**GIVEN PROBLEM**:
Go through the entries and transcribe each one exactly, dropping the pictures.
----
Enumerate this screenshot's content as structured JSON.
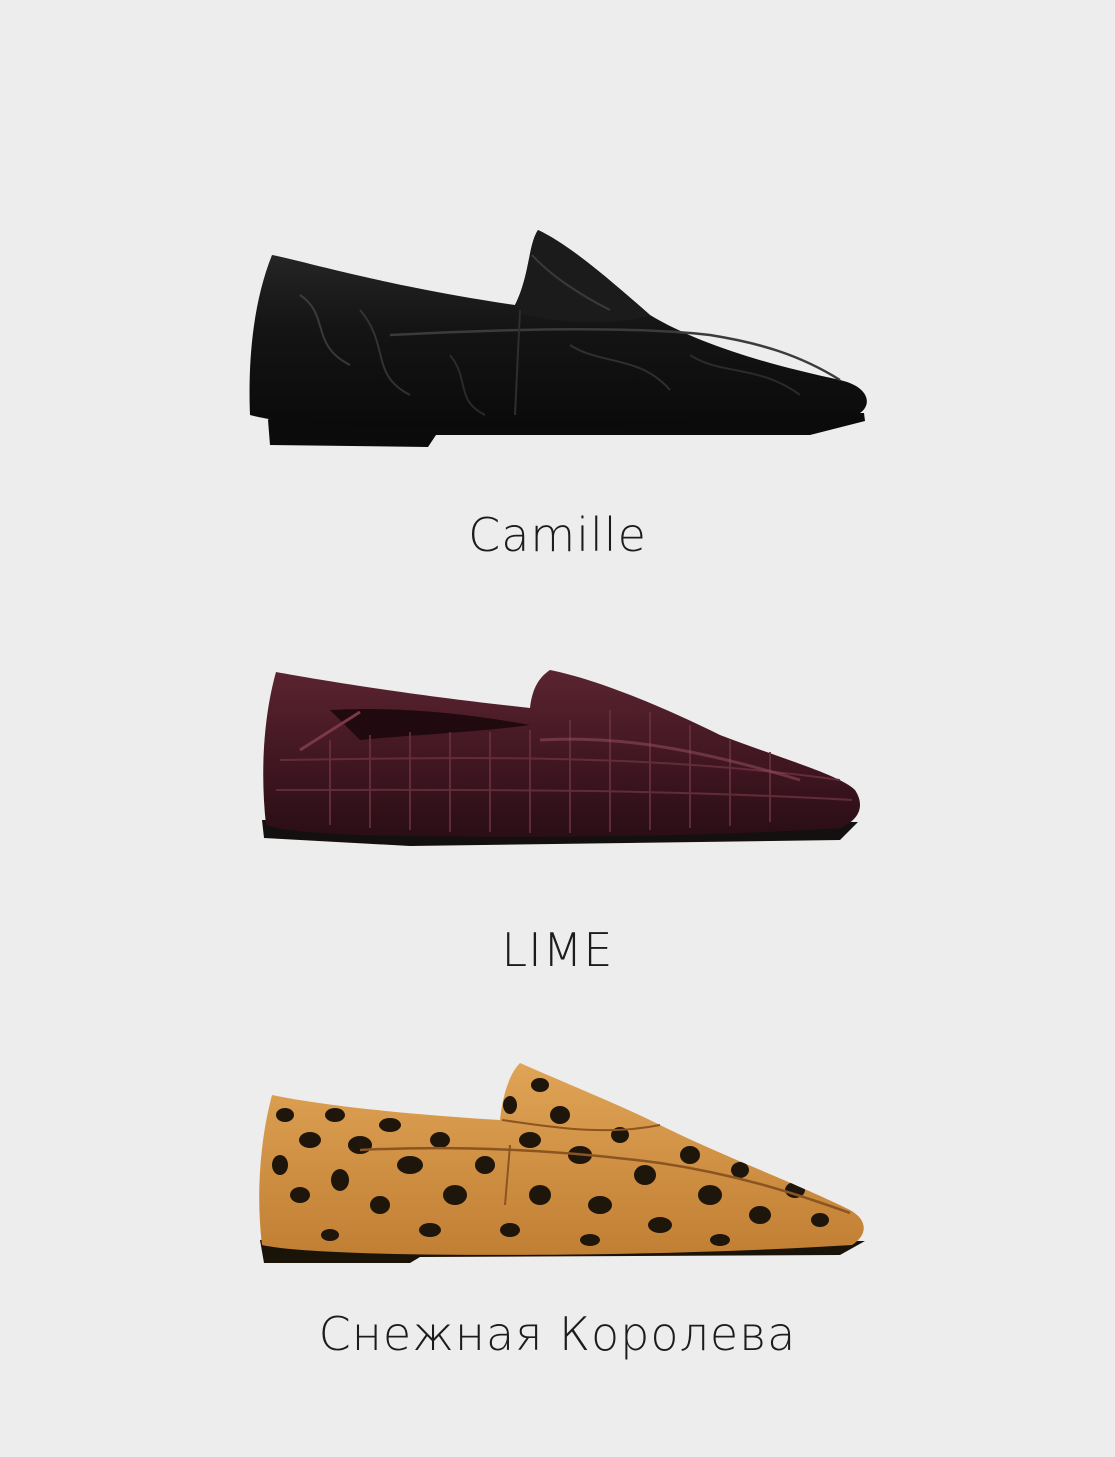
{
  "products": [
    {
      "name": "Camille",
      "color": "#161616"
    },
    {
      "name": "LIME",
      "color": "#4a1a22"
    },
    {
      "name": "Снежная Королева",
      "color": "#d79a45"
    }
  ]
}
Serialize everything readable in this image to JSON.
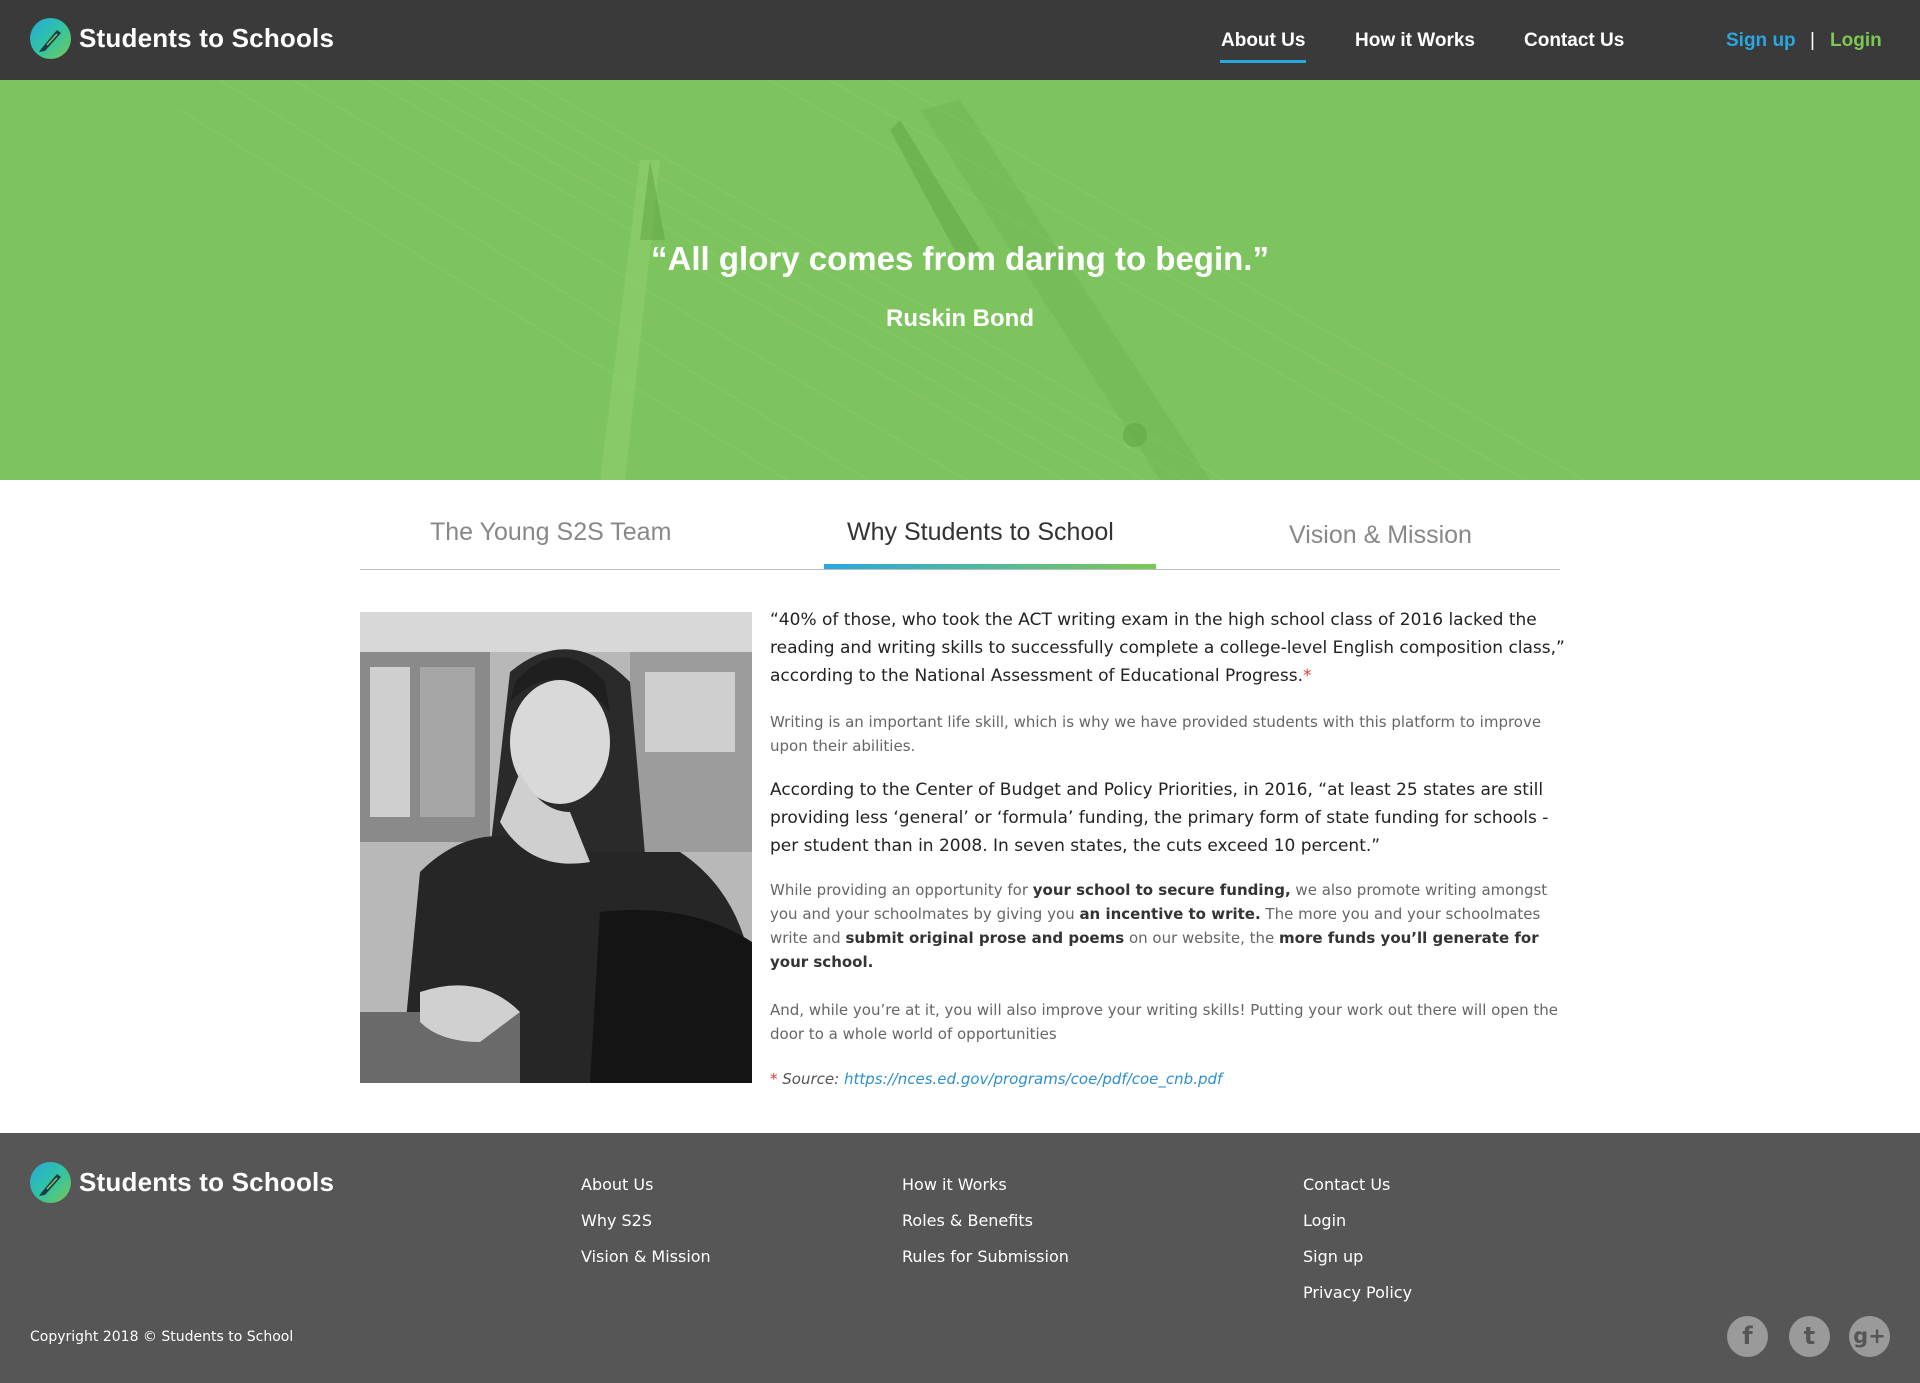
----
**RIGHT ANSWER**:
Enumerate this screenshot's content as structured JSON.
{
  "products": [
    {
      "name": "Camille",
      "color": "#161616"
    },
    {
      "name": "LIME",
      "color": "#4a1a22"
    },
    {
      "name": "Снежная Королева",
      "color": "#d79a45"
    }
  ]
}
Serialize everything readable in this image to JSON.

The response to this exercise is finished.